* Begin Entries shown *

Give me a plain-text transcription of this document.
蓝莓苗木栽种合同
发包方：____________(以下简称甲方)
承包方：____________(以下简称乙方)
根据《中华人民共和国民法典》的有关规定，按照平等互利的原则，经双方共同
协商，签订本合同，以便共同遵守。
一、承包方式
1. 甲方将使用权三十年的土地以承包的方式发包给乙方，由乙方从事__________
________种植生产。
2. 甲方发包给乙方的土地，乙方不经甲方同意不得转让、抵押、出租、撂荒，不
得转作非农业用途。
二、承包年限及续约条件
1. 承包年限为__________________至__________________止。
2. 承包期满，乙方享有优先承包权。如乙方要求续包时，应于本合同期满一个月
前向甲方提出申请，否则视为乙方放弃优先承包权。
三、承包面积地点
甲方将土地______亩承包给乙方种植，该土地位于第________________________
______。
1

* End Entries shown *

> Job: Faithfully copy every entry, leaving nothing out.

> Worked solution:
Give me a plain-text transcription of this document.
蓝莓苗木栽种合同
发包方：____________(以下简称甲方)
承包方：____________(以下简称乙方)
根据《中华人民共和国民法典》的有关规定，按照平等互利的原则，经双方共同
协商，签订本合同，以便共同遵守。
一、承包方式
1. 甲方将使用权三十年的土地以承包的方式发包给乙方，由乙方从事__________
________种植生产。
2. 甲方发包给乙方的土地，乙方不经甲方同意不得转让、抵押、出租、撂荒，不
得转作非农业用途。
二、承包年限及续约条件
1. 承包年限为__________________至__________________止。
2. 承包期满，乙方享有优先承包权。如乙方要求续包时，应于本合同期满一个月
前向甲方提出申请，否则视为乙方放弃优先承包权。
三、承包面积地点
甲方将土地______亩承包给乙方种植，该土地位于第________________________
______。
1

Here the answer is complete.